Reply with one number only, the count of lines holding the string "Overnight".

* * * * *

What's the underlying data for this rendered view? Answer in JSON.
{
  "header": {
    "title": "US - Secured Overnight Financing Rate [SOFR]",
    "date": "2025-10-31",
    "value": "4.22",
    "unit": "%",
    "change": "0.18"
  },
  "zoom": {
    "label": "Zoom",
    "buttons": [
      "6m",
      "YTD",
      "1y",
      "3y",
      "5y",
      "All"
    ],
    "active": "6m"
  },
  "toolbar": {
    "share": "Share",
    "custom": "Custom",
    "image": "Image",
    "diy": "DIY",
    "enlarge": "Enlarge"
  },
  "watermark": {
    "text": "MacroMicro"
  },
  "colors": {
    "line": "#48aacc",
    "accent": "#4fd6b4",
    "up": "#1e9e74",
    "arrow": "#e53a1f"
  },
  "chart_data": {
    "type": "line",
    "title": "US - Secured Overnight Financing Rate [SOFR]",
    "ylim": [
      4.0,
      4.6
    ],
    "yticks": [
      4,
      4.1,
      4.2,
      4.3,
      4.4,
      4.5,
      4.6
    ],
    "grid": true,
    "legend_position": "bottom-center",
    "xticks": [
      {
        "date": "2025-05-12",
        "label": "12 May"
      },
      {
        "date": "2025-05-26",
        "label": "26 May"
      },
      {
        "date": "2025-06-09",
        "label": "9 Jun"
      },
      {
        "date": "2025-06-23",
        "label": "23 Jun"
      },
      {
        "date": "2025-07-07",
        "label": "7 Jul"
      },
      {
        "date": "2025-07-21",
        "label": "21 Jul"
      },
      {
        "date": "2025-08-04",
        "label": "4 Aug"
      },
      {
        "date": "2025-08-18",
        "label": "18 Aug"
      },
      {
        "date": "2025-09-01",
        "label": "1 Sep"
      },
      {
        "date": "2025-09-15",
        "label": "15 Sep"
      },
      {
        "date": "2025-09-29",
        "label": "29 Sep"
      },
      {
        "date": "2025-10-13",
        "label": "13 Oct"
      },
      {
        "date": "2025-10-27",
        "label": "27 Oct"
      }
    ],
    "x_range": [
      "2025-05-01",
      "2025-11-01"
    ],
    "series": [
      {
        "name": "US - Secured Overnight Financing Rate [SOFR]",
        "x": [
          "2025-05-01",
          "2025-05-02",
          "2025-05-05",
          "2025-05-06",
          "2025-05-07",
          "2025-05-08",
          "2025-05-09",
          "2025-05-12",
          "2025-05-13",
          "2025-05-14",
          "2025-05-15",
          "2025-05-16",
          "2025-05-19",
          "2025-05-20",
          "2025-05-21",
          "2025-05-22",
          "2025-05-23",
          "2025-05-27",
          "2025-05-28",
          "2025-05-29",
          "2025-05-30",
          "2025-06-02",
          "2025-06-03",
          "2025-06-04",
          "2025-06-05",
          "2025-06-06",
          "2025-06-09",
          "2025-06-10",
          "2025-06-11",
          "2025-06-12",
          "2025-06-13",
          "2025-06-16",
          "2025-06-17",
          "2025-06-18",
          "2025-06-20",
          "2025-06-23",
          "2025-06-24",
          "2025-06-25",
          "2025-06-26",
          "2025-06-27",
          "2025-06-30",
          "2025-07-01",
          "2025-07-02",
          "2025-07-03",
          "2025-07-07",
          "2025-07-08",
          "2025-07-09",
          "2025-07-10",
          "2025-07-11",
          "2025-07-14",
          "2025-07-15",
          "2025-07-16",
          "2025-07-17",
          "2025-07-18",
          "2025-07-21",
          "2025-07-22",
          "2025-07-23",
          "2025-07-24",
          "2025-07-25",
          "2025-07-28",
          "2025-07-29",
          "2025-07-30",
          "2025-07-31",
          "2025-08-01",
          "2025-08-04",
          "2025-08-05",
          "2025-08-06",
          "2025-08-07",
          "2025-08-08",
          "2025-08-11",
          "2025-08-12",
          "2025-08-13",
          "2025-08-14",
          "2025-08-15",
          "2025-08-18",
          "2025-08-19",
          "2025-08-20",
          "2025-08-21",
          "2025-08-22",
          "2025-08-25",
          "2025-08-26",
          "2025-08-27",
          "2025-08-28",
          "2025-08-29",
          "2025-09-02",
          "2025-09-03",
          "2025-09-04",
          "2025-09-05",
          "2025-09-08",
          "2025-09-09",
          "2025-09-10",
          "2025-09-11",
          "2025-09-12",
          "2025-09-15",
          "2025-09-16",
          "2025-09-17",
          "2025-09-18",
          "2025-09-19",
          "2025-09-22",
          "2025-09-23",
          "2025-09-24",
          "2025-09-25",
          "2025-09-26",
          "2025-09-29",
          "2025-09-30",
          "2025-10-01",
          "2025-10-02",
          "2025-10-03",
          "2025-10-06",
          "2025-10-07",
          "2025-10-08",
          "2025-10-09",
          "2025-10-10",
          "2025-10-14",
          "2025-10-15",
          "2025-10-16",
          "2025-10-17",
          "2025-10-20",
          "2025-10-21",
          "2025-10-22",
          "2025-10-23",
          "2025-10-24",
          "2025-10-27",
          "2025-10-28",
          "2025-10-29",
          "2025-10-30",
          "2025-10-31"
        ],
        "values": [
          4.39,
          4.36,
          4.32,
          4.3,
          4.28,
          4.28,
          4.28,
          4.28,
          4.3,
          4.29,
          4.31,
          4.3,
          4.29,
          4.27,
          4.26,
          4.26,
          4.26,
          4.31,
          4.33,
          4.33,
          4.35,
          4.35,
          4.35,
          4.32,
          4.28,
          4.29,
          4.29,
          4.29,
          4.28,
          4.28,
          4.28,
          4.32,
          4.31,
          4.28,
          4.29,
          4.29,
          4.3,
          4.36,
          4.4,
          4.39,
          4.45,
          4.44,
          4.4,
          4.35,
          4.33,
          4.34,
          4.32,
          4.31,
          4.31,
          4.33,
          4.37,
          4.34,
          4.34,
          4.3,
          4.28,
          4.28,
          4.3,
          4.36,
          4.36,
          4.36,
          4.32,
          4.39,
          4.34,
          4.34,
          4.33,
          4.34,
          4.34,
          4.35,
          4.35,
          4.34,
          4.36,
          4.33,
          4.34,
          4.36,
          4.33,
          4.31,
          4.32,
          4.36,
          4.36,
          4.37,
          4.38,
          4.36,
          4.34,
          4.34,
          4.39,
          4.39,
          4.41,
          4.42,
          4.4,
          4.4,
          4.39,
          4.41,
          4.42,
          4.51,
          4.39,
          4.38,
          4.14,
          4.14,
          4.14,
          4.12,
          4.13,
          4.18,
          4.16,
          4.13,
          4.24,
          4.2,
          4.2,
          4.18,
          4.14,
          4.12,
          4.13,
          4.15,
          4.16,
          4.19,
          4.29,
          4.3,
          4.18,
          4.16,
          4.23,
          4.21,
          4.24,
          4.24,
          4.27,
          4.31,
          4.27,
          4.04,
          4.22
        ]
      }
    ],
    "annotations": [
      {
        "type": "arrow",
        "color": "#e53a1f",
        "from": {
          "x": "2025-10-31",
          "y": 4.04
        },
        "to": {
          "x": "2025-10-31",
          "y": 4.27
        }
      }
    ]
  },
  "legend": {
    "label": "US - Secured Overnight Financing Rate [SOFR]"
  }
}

* * * * *

— OUTPUT FOR THIS TASK —
4